Lines containing the word "Windows" are to be counted; state their number and nothing further.

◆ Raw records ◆
------------------------------

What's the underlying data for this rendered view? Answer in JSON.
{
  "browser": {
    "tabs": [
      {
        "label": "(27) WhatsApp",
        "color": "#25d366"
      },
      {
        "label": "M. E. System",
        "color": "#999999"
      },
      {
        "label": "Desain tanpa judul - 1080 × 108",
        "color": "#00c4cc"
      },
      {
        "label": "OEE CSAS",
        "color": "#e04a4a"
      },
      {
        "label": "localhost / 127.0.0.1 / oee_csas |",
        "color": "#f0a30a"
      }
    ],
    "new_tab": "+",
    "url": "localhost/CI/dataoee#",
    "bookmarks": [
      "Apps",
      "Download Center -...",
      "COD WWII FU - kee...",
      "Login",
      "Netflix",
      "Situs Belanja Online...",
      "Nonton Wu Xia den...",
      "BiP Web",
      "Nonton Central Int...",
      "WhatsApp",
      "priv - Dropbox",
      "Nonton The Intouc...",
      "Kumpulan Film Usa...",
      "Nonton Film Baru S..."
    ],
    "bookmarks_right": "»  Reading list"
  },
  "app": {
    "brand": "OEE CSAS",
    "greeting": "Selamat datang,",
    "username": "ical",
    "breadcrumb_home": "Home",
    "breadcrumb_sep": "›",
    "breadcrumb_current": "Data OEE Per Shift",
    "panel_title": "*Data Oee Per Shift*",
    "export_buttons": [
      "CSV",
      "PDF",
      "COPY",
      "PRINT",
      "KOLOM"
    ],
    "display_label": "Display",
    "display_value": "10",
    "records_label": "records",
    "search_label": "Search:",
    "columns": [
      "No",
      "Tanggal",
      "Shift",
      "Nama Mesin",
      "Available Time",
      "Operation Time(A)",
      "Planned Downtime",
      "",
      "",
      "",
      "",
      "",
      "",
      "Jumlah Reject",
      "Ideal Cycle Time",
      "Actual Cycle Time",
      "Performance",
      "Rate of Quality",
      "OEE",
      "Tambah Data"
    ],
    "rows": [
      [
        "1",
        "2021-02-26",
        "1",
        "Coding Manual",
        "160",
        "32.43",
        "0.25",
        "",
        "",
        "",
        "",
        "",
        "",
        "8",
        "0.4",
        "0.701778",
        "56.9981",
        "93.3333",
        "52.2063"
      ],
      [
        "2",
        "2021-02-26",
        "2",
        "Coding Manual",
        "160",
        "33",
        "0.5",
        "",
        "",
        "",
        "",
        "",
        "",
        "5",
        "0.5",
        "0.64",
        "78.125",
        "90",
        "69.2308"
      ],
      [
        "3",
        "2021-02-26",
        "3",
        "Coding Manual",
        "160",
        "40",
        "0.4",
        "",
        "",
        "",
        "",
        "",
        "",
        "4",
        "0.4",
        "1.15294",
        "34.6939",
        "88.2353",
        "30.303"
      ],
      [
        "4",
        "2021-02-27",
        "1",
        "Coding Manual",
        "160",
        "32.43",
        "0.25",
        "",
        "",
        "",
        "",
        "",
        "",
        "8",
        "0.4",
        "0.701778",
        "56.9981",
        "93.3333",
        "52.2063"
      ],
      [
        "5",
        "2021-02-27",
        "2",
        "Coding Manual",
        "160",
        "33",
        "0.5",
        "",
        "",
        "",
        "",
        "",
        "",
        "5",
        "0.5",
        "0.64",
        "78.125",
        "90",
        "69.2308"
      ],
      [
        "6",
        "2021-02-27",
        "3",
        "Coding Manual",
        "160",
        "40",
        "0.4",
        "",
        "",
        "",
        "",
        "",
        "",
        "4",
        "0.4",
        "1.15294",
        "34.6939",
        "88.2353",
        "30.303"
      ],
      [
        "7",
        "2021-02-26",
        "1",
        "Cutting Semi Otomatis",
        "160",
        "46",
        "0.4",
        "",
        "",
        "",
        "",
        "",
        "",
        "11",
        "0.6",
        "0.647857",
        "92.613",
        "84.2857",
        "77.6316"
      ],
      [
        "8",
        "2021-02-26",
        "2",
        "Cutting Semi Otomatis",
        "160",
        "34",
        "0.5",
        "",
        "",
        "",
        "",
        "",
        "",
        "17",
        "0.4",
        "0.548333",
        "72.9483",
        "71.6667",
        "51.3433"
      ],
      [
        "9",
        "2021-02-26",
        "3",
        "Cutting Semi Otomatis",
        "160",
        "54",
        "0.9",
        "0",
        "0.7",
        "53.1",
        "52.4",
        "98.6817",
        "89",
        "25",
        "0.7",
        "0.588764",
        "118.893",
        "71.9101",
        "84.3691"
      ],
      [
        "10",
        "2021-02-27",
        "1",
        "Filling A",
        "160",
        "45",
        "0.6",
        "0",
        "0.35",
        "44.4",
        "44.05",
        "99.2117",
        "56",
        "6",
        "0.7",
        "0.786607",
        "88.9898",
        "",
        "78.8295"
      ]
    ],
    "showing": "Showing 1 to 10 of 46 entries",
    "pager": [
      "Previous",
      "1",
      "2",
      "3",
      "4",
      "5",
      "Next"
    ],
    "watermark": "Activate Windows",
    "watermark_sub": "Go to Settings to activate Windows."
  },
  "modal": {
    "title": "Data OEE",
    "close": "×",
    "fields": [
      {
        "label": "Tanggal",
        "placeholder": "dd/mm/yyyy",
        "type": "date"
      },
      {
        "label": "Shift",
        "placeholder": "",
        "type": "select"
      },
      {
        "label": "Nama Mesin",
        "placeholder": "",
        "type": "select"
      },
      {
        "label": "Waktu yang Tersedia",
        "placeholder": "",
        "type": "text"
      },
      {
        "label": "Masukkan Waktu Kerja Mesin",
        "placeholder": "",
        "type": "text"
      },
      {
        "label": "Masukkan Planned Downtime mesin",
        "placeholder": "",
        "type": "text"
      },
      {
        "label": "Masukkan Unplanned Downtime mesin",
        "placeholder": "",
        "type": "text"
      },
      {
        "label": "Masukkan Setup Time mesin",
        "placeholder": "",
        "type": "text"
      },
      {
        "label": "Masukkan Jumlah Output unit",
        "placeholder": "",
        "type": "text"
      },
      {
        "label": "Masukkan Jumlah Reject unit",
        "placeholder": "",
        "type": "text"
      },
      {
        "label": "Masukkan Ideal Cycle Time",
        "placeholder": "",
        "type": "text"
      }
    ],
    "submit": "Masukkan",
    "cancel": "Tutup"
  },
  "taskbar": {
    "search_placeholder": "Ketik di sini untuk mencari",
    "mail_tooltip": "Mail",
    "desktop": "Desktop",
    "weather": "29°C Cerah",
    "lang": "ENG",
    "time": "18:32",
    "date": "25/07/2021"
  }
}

------------------------------

◆ EXERCISE RESPONSE ◆
2